• **Written instruction**
Extract every record, keeping each one exactly as it is.

-------

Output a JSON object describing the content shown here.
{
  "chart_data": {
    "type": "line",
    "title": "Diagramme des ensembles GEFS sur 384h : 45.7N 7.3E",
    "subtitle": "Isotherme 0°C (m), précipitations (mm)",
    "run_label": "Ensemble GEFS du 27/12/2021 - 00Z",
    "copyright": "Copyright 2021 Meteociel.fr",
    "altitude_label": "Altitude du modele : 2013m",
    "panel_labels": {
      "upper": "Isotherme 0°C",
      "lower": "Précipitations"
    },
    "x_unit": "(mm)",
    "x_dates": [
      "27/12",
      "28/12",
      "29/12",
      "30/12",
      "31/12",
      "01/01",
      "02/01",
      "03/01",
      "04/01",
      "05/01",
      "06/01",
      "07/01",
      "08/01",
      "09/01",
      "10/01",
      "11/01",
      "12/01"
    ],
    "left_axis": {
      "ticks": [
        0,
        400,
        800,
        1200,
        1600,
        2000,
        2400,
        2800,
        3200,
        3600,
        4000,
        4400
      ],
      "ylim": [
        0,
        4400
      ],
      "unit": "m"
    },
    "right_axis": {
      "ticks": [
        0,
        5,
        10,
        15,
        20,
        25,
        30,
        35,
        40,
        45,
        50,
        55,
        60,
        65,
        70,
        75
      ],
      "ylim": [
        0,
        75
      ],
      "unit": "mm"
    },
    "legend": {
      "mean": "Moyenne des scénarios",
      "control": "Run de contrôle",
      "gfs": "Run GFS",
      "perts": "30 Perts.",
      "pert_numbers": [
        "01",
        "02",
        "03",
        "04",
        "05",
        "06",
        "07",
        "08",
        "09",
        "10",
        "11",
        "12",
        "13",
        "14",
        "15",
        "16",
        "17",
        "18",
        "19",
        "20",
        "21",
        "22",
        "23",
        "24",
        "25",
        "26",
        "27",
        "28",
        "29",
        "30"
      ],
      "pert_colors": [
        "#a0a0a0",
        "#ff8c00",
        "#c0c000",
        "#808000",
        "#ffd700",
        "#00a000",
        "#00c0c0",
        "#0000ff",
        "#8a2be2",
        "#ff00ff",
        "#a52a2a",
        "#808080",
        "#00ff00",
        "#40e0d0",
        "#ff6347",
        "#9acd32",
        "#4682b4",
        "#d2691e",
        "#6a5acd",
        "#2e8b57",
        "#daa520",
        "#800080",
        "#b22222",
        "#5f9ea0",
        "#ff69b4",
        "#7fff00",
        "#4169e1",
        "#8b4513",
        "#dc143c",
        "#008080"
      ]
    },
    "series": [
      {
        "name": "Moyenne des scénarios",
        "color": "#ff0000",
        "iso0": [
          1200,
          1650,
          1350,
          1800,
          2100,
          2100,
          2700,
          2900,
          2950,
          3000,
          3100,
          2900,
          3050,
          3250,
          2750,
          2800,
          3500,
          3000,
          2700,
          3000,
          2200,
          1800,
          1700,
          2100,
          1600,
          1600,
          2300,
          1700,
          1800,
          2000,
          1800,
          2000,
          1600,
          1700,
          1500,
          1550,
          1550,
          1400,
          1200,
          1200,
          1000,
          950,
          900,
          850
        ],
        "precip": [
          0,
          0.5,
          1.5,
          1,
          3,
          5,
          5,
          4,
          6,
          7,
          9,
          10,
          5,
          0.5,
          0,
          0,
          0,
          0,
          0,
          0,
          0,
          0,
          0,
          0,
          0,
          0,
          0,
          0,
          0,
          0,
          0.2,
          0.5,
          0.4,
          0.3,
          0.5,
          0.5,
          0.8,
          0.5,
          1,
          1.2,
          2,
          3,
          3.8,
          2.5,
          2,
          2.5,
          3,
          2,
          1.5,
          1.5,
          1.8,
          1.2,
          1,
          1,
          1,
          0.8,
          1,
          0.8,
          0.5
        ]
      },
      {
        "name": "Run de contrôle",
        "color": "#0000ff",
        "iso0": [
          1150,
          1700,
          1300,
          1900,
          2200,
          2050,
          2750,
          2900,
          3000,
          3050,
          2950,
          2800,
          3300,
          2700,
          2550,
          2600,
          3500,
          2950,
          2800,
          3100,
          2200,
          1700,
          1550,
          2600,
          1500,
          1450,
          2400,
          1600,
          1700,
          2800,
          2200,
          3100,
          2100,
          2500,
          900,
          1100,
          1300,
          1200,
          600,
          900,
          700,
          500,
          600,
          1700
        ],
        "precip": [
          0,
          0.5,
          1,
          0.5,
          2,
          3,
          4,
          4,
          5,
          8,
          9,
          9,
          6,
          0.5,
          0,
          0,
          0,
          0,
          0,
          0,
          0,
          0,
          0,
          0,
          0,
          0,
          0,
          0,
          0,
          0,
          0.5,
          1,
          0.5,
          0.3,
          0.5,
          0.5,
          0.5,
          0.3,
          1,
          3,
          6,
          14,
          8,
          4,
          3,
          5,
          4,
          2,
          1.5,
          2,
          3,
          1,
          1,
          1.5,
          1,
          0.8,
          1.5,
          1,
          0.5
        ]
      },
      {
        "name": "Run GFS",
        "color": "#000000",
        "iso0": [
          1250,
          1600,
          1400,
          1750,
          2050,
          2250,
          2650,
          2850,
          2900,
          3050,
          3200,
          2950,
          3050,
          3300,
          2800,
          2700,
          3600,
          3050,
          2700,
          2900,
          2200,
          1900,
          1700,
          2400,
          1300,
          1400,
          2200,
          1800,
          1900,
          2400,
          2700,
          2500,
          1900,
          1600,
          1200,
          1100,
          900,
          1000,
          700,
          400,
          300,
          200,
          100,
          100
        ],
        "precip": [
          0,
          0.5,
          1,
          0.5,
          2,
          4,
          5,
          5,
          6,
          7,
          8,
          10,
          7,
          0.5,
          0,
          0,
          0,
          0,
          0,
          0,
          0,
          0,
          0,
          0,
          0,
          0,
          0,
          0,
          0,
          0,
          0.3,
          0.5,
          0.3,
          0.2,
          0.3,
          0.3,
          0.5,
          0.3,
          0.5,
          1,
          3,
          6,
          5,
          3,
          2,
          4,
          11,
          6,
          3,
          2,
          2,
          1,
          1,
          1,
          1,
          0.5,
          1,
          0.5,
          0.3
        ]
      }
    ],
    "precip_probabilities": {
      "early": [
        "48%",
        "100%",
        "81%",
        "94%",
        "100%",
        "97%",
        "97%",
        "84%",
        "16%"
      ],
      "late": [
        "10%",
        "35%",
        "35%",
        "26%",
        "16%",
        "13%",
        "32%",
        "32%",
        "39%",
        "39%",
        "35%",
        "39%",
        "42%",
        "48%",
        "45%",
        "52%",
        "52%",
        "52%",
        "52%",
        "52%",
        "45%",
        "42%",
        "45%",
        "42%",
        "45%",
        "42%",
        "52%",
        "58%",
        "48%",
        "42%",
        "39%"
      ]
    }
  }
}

-------

• **Reply to the task**
Output a JSON object describing the content shown here.
{
  "chart_data": {
    "type": "line",
    "title": "Diagramme des ensembles GEFS sur 384h : 45.7N 7.3E",
    "subtitle": "Isotherme 0°C (m), précipitations (mm)",
    "run_label": "Ensemble GEFS du 27/12/2021 - 00Z",
    "copyright": "Copyright 2021 Meteociel.fr",
    "altitude_label": "Altitude du modele : 2013m",
    "panel_labels": {
      "upper": "Isotherme 0°C",
      "lower": "Précipitations"
    },
    "x_unit": "(mm)",
    "x_dates": [
      "27/12",
      "28/12",
      "29/12",
      "30/12",
      "31/12",
      "01/01",
      "02/01",
      "03/01",
      "04/01",
      "05/01",
      "06/01",
      "07/01",
      "08/01",
      "09/01",
      "10/01",
      "11/01",
      "12/01"
    ],
    "left_axis": {
      "ticks": [
        0,
        400,
        800,
        1200,
        1600,
        2000,
        2400,
        2800,
        3200,
        3600,
        4000,
        4400
      ],
      "ylim": [
        0,
        4400
      ],
      "unit": "m"
    },
    "right_axis": {
      "ticks": [
        0,
        5,
        10,
        15,
        20,
        25,
        30,
        35,
        40,
        45,
        50,
        55,
        60,
        65,
        70,
        75
      ],
      "ylim": [
        0,
        75
      ],
      "unit": "mm"
    },
    "legend": {
      "mean": "Moyenne des scénarios",
      "control": "Run de contrôle",
      "gfs": "Run GFS",
      "perts": "30 Perts.",
      "pert_numbers": [
        "01",
        "02",
        "03",
        "04",
        "05",
        "06",
        "07",
        "08",
        "09",
        "10",
        "11",
        "12",
        "13",
        "14",
        "15",
        "16",
        "17",
        "18",
        "19",
        "20",
        "21",
        "22",
        "23",
        "24",
        "25",
        "26",
        "27",
        "28",
        "29",
        "30"
      ],
      "pert_colors": [
        "#a0a0a0",
        "#ff8c00",
        "#c0c000",
        "#808000",
        "#ffd700",
        "#00a000",
        "#00c0c0",
        "#0000ff",
        "#8a2be2",
        "#ff00ff",
        "#a52a2a",
        "#808080",
        "#00ff00",
        "#40e0d0",
        "#ff6347",
        "#9acd32",
        "#4682b4",
        "#d2691e",
        "#6a5acd",
        "#2e8b57",
        "#daa520",
        "#800080",
        "#b22222",
        "#5f9ea0",
        "#ff69b4",
        "#7fff00",
        "#4169e1",
        "#8b4513",
        "#dc143c",
        "#008080"
      ]
    },
    "series": [
      {
        "name": "Moyenne des scénarios",
        "color": "#ff0000",
        "iso0": [
          1200,
          1650,
          1350,
          1800,
          2100,
          2100,
          2700,
          2900,
          2950,
          3000,
          3100,
          2900,
          3050,
          3250,
          2750,
          2800,
          3500,
          3000,
          2700,
          3000,
          2200,
          1800,
          1700,
          2100,
          1600,
          1600,
          2300,
          1700,
          1800,
          2000,
          1800,
          2000,
          1600,
          1700,
          1500,
          1550,
          1550,
          1400,
          1200,
          1200,
          1000,
          950,
          900,
          850
        ],
        "precip": [
          0,
          0.5,
          1.5,
          1,
          3,
          5,
          5,
          4,
          6,
          7,
          9,
          10,
          5,
          0.5,
          0,
          0,
          0,
          0,
          0,
          0,
          0,
          0,
          0,
          0,
          0,
          0,
          0,
          0,
          0,
          0,
          0.2,
          0.5,
          0.4,
          0.3,
          0.5,
          0.5,
          0.8,
          0.5,
          1,
          1.2,
          2,
          3,
          3.8,
          2.5,
          2,
          2.5,
          3,
          2,
          1.5,
          1.5,
          1.8,
          1.2,
          1,
          1,
          1,
          0.8,
          1,
          0.8,
          0.5
        ]
      },
      {
        "name": "Run de contrôle",
        "color": "#0000ff",
        "iso0": [
          1150,
          1700,
          1300,
          1900,
          2200,
          2050,
          2750,
          2900,
          3000,
          3050,
          2950,
          2800,
          3300,
          2700,
          2550,
          2600,
          3500,
          2950,
          2800,
          3100,
          2200,
          1700,
          1550,
          2600,
          1500,
          1450,
          2400,
          1600,
          1700,
          2800,
          2200,
          3100,
          2100,
          2500,
          900,
          1100,
          1300,
          1200,
          600,
          900,
          700,
          500,
          600,
          1700
        ],
        "precip": [
          0,
          0.5,
          1,
          0.5,
          2,
          3,
          4,
          4,
          5,
          8,
          9,
          9,
          6,
          0.5,
          0,
          0,
          0,
          0,
          0,
          0,
          0,
          0,
          0,
          0,
          0,
          0,
          0,
          0,
          0,
          0,
          0.5,
          1,
          0.5,
          0.3,
          0.5,
          0.5,
          0.5,
          0.3,
          1,
          3,
          6,
          14,
          8,
          4,
          3,
          5,
          4,
          2,
          1.5,
          2,
          3,
          1,
          1,
          1.5,
          1,
          0.8,
          1.5,
          1,
          0.5
        ]
      },
      {
        "name": "Run GFS",
        "color": "#000000",
        "iso0": [
          1250,
          1600,
          1400,
          1750,
          2050,
          2250,
          2650,
          2850,
          2900,
          3050,
          3200,
          2950,
          3050,
          3300,
          2800,
          2700,
          3600,
          3050,
          2700,
          2900,
          2200,
          1900,
          1700,
          2400,
          1300,
          1400,
          2200,
          1800,
          1900,
          2400,
          2700,
          2500,
          1900,
          1600,
          1200,
          1100,
          900,
          1000,
          700,
          400,
          300,
          200,
          100,
          100
        ],
        "precip": [
          0,
          0.5,
          1,
          0.5,
          2,
          4,
          5,
          5,
          6,
          7,
          8,
          10,
          7,
          0.5,
          0,
          0,
          0,
          0,
          0,
          0,
          0,
          0,
          0,
          0,
          0,
          0,
          0,
          0,
          0,
          0,
          0.3,
          0.5,
          0.3,
          0.2,
          0.3,
          0.3,
          0.5,
          0.3,
          0.5,
          1,
          3,
          6,
          5,
          3,
          2,
          4,
          11,
          6,
          3,
          2,
          2,
          1,
          1,
          1,
          1,
          0.5,
          1,
          0.5,
          0.3
        ]
      }
    ],
    "precip_probabilities": {
      "early": [
        "48%",
        "100%",
        "81%",
        "94%",
        "100%",
        "97%",
        "97%",
        "84%",
        "16%"
      ],
      "late": [
        "10%",
        "35%",
        "35%",
        "26%",
        "16%",
        "13%",
        "32%",
        "32%",
        "39%",
        "39%",
        "35%",
        "39%",
        "42%",
        "48%",
        "45%",
        "52%",
        "52%",
        "52%",
        "52%",
        "52%",
        "45%",
        "42%",
        "45%",
        "42%",
        "45%",
        "42%",
        "52%",
        "58%",
        "48%",
        "42%",
        "39%"
      ]
    }
  }
}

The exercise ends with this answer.